DATASET ROWS -
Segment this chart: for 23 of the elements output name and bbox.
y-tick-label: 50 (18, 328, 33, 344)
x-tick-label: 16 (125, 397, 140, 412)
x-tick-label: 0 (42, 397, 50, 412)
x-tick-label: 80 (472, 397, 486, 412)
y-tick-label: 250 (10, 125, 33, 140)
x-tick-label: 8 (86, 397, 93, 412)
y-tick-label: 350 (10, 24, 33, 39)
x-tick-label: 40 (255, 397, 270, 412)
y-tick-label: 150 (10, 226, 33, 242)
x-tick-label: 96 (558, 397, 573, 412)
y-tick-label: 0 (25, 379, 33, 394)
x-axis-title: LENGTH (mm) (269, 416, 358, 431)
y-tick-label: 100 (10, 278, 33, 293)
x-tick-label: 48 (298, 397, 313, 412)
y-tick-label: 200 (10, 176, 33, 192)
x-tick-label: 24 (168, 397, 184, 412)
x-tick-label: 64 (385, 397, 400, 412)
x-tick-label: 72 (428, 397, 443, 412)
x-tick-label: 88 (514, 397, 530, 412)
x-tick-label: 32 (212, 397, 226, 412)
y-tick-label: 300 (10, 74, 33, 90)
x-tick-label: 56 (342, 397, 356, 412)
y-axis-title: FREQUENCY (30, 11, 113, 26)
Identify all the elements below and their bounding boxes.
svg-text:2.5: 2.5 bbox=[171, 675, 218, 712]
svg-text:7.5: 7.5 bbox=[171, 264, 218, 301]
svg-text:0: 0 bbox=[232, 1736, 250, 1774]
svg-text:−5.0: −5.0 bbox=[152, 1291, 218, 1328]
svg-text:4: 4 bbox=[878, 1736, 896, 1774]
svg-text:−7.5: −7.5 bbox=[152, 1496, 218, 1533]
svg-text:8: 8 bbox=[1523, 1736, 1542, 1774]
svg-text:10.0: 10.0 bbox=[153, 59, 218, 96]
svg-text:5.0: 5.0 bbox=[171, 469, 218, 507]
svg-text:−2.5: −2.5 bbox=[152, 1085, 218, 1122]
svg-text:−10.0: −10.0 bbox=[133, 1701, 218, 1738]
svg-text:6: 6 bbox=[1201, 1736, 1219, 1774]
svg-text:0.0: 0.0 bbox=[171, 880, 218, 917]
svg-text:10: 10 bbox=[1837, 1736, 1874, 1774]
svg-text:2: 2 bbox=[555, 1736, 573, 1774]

EXERCISE - Turn the lines from the very start of the items through the line containing "x-tick-label: 24 (168, 397, 184, 412)", both ends included, into a Markdown table with the columns Row and Line. Number each line in order and leave out any blank lines.

WRITTEN RESPONSE -
| Row | Line |
|---|---|
| 1 | Segment this chart: for 23 of the elements output name and bbox. |
| 2 | y-tick-label: 50 (18, 328, 33, 344) |
| 3 | x-tick-label: 16 (125, 397, 140, 412) |
| 4 | x-tick-label: 0 (42, 397, 50, 412) |
| 5 | x-tick-label: 80 (472, 397, 486, 412) |
| 6 | y-tick-label: 250 (10, 125, 33, 140) |
| 7 | x-tick-label: 8 (86, 397, 93, 412) |
| 8 | y-tick-label: 350 (10, 24, 33, 39) |
| 9 | x-tick-label: 40 (255, 397, 270, 412) |
| 10 | y-tick-label: 150 (10, 226, 33, 242) |
| 11 | x-tick-label: 96 (558, 397, 573, 412) |
| 12 | y-tick-label: 0 (25, 379, 33, 394) |
| 13 | x-axis-title: LENGTH (mm) (269, 416, 358, 431) |
| 14 | y-tick-label: 100 (10, 278, 33, 293) |
| 15 | x-tick-label: 48 (298, 397, 313, 412) |
| 16 | y-tick-label: 200 (10, 176, 33, 192) |
| 17 | x-tick-label: 24 (168, 397, 184, 412) |